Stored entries
-- Start --
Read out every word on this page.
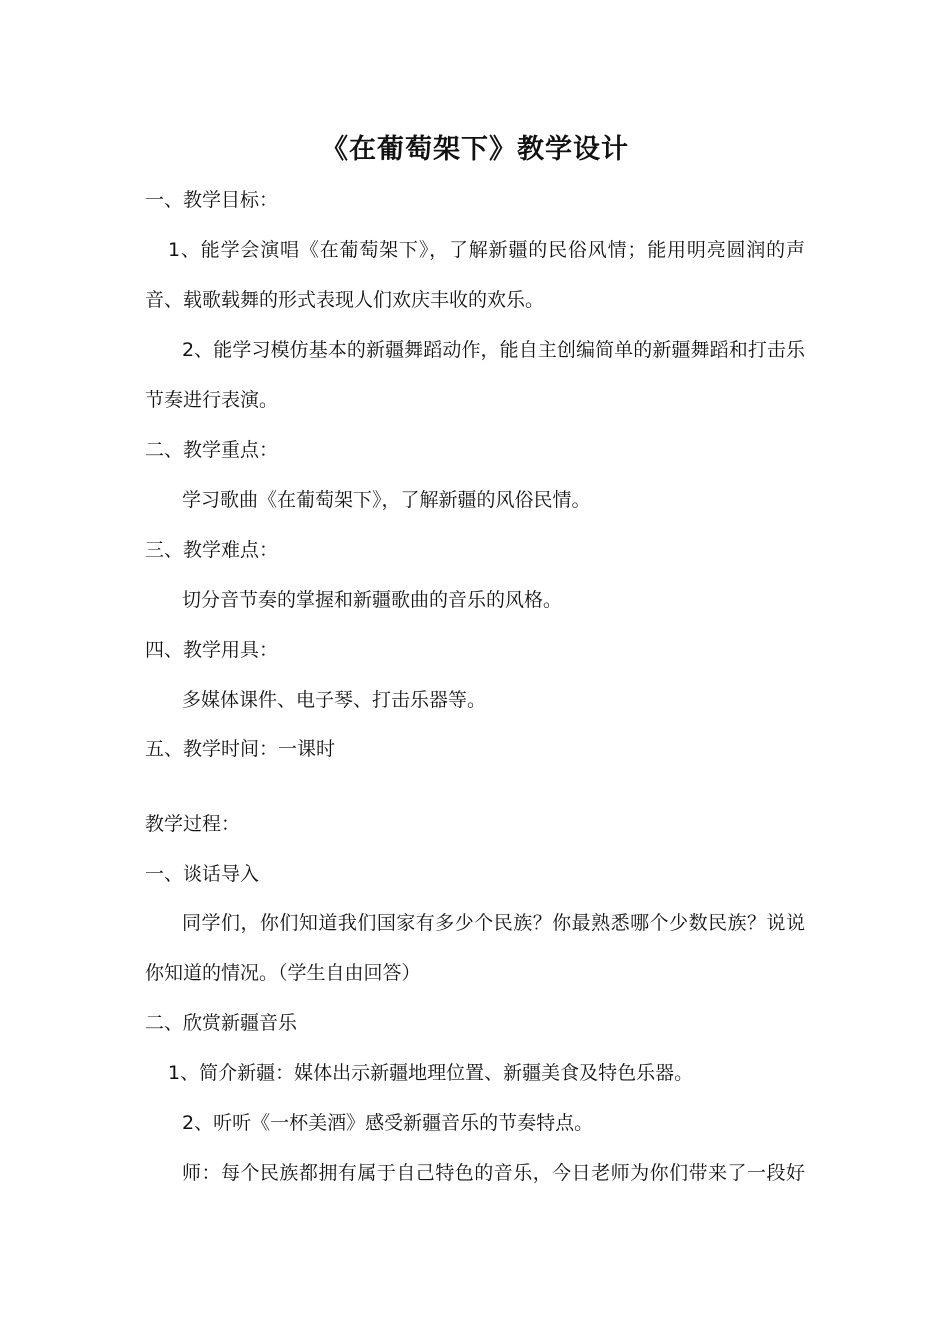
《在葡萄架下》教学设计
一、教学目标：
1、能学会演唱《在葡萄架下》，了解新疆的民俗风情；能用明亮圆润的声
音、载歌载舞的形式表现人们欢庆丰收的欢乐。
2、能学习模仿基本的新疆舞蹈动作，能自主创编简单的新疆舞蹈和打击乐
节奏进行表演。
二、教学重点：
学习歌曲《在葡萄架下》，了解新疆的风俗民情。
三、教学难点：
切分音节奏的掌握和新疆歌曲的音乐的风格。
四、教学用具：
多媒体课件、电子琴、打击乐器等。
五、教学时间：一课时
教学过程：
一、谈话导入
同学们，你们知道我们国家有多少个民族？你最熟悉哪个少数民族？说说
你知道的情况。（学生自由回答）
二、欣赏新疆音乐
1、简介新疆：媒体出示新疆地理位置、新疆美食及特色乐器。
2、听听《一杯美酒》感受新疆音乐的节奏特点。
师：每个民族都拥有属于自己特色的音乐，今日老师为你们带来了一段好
-- End --
= Task goal =
Determine how many lines of the listing above include the word "在葡萄架下", and report that number only.

= Correct result =
3